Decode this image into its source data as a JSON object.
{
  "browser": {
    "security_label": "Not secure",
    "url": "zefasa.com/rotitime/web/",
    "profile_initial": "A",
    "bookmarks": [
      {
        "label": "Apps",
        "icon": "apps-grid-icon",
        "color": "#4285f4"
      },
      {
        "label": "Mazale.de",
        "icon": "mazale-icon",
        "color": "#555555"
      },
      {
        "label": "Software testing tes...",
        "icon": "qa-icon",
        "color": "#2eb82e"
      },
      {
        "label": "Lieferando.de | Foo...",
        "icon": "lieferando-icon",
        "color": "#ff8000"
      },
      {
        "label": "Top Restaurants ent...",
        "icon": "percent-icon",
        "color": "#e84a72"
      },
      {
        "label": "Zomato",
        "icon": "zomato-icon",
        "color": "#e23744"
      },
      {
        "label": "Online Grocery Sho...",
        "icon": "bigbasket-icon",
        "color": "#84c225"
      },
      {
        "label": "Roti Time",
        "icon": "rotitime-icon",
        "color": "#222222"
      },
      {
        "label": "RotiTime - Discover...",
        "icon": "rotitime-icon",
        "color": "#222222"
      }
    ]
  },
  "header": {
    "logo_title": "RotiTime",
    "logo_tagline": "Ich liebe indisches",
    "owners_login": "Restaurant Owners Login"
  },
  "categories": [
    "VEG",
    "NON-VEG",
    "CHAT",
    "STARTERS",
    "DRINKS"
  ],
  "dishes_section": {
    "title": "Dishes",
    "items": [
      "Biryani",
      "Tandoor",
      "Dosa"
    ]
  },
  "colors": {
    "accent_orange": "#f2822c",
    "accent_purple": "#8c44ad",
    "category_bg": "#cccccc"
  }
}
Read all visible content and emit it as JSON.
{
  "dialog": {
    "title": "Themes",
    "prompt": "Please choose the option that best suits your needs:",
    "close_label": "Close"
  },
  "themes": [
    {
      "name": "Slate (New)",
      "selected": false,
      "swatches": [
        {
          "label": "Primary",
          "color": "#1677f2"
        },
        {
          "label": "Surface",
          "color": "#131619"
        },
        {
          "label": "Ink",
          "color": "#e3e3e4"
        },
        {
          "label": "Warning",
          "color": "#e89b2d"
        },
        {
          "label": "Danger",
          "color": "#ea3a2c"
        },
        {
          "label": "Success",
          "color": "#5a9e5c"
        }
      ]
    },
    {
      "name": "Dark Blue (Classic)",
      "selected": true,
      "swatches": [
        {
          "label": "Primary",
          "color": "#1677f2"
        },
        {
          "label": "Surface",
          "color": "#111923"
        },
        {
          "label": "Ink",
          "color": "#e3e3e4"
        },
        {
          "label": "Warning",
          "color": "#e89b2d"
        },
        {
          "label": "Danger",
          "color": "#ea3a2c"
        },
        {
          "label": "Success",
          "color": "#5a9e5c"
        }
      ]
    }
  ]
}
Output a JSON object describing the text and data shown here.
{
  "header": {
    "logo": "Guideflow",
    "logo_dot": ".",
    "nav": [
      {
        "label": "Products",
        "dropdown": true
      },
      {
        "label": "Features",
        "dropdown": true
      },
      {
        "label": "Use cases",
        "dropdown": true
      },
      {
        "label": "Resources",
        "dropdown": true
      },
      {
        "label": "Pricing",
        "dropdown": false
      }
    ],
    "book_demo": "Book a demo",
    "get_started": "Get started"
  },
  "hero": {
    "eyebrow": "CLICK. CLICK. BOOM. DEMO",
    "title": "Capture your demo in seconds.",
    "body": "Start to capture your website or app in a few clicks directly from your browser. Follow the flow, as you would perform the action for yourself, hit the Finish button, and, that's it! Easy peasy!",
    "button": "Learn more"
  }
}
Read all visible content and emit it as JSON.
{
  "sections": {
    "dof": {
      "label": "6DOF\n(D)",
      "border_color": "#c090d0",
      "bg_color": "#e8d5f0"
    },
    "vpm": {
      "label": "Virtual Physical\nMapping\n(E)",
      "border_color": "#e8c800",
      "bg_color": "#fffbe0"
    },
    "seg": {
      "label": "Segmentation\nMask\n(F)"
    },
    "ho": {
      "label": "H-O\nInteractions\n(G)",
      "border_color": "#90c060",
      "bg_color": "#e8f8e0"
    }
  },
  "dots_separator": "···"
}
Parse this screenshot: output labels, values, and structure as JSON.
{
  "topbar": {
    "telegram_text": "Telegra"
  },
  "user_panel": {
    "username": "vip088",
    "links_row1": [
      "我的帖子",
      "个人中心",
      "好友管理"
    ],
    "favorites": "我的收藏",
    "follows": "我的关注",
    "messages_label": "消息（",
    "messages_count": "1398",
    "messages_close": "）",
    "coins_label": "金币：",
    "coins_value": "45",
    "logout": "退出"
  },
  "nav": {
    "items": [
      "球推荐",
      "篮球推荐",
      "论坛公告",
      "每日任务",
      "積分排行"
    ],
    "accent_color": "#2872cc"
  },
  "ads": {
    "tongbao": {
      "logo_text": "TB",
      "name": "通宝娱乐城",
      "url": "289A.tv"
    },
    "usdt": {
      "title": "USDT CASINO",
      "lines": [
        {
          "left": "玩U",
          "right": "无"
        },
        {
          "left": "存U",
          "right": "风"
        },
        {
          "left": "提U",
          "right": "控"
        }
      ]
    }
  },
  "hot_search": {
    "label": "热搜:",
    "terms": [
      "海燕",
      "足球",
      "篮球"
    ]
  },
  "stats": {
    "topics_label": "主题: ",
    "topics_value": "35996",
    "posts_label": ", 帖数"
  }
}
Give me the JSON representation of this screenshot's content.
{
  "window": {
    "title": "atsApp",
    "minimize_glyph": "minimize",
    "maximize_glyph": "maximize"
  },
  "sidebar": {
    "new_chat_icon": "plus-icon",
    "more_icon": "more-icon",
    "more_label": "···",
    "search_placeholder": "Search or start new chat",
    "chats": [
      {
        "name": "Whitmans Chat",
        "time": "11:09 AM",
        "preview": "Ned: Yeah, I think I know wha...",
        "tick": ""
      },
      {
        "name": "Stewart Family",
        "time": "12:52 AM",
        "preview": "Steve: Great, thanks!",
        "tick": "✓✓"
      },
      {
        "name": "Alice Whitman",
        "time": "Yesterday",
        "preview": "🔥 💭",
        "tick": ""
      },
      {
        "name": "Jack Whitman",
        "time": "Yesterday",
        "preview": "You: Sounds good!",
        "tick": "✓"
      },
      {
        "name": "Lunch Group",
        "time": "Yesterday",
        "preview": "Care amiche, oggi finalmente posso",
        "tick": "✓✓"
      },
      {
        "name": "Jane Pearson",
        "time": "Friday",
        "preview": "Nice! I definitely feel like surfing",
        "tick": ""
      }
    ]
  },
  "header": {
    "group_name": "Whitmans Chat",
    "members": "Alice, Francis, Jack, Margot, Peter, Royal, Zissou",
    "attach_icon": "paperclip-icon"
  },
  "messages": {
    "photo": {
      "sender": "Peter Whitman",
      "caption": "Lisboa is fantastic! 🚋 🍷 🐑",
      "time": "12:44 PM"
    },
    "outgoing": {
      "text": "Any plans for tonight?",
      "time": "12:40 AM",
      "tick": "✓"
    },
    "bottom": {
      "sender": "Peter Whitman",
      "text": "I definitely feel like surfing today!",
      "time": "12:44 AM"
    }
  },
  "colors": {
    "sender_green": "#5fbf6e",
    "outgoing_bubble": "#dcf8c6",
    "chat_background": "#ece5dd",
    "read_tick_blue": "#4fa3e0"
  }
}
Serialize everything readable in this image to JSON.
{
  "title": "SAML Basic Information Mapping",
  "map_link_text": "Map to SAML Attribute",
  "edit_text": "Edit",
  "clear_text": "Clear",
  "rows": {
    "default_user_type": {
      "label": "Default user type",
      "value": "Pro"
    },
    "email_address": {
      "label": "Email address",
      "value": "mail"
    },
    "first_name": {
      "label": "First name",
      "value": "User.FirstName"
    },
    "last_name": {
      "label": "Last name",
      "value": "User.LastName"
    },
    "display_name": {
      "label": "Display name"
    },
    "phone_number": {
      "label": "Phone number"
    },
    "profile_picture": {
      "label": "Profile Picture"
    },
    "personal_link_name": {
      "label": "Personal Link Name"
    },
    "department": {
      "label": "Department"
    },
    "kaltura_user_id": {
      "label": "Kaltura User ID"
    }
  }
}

——————

**Task prompt**:
Show the lines that mention the word "Alice".

**Expected answer**:
        "name": "Alice Whitman",
    "members": "Alice, Francis, Jack, Margot, Peter, Royal, Zissou",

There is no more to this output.